## Task item
Go over the material below and report every line that contains the word "Soldaten".

## Dataset records
[Start of section]
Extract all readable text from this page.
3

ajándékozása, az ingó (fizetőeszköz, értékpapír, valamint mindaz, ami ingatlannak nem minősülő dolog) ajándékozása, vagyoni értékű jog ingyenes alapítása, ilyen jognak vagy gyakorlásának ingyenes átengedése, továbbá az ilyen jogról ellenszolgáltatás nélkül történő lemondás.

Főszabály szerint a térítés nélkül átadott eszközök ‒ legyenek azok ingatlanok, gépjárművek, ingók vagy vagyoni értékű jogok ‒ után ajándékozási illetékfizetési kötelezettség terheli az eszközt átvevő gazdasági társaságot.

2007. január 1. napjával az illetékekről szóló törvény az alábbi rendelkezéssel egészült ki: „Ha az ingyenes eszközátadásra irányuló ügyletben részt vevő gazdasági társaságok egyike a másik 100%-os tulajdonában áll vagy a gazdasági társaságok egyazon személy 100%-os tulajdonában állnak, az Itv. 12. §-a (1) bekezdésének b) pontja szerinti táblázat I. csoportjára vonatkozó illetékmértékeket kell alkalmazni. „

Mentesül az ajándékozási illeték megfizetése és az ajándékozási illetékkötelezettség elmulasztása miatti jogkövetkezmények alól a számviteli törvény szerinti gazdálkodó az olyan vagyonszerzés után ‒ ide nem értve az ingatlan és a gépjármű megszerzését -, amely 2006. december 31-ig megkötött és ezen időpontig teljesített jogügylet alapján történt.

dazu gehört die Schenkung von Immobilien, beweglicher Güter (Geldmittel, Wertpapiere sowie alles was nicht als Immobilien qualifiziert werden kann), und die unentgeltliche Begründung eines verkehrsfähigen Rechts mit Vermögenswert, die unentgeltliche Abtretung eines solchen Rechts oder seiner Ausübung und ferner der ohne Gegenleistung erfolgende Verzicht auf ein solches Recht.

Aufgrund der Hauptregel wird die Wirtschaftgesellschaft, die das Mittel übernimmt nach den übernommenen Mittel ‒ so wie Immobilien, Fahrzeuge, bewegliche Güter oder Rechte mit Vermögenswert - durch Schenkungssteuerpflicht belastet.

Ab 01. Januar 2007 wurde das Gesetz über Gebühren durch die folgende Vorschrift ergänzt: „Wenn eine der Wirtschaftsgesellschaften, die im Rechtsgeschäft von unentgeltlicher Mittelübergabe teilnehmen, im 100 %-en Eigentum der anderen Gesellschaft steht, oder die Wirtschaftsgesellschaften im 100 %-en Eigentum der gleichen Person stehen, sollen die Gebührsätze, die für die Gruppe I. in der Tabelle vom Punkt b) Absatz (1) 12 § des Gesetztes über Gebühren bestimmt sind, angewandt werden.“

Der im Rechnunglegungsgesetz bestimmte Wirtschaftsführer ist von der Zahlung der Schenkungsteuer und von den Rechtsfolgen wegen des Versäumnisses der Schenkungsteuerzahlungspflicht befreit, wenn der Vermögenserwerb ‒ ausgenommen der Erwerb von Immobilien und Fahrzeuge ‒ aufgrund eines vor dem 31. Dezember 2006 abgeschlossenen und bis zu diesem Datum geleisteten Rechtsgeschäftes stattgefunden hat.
[End of section]
[Start of section]
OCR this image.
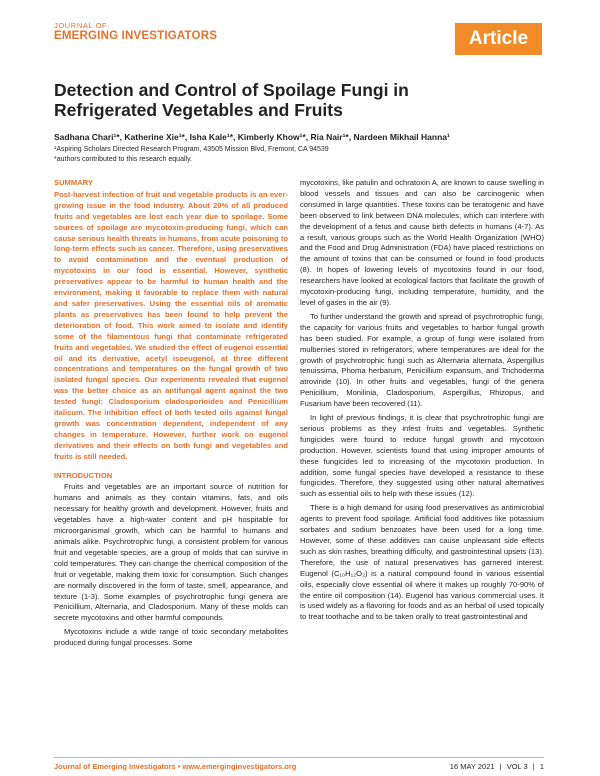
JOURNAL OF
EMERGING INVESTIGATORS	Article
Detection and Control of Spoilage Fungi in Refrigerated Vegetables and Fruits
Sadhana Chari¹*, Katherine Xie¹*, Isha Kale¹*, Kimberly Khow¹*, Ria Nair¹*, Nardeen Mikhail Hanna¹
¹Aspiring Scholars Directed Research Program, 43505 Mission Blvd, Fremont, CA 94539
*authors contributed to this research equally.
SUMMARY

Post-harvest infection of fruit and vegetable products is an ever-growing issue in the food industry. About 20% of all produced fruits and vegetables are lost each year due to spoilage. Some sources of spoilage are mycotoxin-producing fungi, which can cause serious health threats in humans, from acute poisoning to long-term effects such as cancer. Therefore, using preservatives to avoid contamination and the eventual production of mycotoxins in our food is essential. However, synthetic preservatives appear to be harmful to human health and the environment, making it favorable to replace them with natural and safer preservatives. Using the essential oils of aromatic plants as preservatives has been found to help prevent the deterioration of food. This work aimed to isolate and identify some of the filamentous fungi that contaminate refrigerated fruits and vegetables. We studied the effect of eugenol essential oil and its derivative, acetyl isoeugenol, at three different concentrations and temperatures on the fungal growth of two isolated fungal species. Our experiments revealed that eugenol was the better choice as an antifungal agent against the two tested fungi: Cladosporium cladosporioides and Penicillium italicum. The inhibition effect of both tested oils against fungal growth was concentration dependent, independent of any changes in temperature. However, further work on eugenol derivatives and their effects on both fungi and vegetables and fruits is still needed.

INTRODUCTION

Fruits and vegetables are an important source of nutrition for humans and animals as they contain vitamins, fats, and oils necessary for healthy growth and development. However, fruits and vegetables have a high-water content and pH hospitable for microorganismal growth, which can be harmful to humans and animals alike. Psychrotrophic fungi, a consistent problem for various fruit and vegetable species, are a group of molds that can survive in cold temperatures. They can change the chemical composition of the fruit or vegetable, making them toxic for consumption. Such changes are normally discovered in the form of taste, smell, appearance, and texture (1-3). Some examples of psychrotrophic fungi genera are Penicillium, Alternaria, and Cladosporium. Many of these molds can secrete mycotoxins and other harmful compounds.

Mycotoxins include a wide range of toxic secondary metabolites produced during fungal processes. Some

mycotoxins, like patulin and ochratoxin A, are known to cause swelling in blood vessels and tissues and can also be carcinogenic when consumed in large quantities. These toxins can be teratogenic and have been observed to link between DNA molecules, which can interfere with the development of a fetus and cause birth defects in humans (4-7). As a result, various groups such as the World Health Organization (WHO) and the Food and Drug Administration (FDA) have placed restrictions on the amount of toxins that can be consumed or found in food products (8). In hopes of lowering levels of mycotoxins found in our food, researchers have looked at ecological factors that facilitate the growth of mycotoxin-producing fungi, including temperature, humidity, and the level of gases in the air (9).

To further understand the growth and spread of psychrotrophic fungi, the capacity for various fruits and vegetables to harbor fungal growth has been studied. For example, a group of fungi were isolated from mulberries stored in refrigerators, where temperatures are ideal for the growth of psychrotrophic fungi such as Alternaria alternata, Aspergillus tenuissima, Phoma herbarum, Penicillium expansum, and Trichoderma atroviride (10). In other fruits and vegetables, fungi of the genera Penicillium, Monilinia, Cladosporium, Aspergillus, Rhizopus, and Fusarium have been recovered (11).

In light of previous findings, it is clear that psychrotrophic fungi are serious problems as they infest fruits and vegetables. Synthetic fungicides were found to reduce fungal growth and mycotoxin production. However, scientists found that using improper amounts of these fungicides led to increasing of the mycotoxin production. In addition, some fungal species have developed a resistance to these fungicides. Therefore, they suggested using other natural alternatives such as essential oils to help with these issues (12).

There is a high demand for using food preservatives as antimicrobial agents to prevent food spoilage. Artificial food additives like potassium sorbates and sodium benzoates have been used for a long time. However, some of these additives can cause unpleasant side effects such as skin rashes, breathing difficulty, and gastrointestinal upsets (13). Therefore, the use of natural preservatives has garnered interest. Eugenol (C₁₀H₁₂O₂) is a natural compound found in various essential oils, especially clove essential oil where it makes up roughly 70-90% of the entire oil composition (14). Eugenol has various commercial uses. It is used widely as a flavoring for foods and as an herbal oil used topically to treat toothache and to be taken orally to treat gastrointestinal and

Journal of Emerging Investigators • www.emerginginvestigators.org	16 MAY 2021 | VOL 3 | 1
[End of section]
[Start of section]
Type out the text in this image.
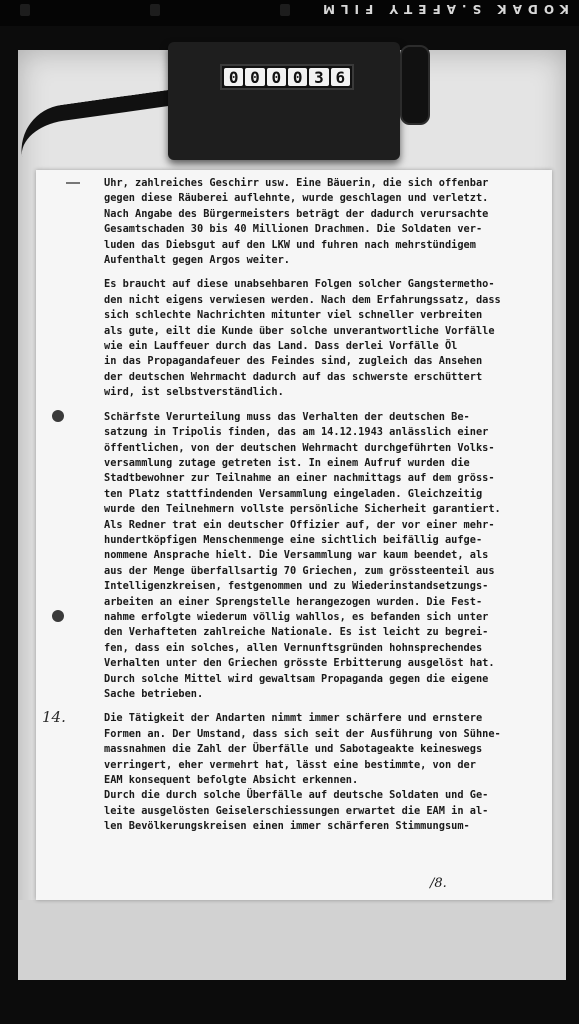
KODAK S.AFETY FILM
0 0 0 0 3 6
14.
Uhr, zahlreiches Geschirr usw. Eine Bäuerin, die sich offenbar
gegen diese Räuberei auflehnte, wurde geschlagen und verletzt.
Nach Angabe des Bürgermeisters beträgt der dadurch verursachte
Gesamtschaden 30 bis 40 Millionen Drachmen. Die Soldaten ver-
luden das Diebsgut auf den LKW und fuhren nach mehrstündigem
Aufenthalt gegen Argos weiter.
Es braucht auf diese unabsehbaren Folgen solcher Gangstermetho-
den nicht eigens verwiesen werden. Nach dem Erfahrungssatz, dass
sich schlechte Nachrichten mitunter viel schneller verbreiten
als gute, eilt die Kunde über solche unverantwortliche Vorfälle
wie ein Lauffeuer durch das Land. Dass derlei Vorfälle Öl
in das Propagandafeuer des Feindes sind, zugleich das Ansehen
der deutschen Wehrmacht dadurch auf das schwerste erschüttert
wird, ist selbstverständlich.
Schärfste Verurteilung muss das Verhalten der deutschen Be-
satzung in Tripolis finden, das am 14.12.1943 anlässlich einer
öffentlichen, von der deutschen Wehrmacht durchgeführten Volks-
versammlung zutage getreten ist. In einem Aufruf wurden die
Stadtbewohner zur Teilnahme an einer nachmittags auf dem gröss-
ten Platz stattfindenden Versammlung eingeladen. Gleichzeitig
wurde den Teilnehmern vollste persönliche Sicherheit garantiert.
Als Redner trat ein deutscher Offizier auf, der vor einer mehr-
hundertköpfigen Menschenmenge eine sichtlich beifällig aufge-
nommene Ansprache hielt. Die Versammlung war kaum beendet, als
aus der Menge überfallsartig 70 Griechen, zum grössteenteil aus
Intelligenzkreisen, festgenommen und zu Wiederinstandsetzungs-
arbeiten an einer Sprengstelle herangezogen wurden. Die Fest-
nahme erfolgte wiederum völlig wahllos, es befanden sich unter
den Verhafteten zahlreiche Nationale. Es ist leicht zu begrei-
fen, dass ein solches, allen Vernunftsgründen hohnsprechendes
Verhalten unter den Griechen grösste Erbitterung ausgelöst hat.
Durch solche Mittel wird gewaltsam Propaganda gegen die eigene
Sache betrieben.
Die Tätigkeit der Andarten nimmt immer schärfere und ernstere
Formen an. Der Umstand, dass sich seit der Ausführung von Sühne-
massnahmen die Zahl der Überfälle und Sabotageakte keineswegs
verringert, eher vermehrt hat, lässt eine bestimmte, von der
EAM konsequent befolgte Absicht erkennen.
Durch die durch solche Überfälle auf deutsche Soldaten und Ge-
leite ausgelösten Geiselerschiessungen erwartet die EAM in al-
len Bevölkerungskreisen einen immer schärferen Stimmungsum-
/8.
[End of section]
## Output of the task
Gesamtschaden 30 bis 40 Millionen Drachmen. Die Soldaten ver-
Durch die durch solche Überfälle auf deutsche Soldaten und Ge-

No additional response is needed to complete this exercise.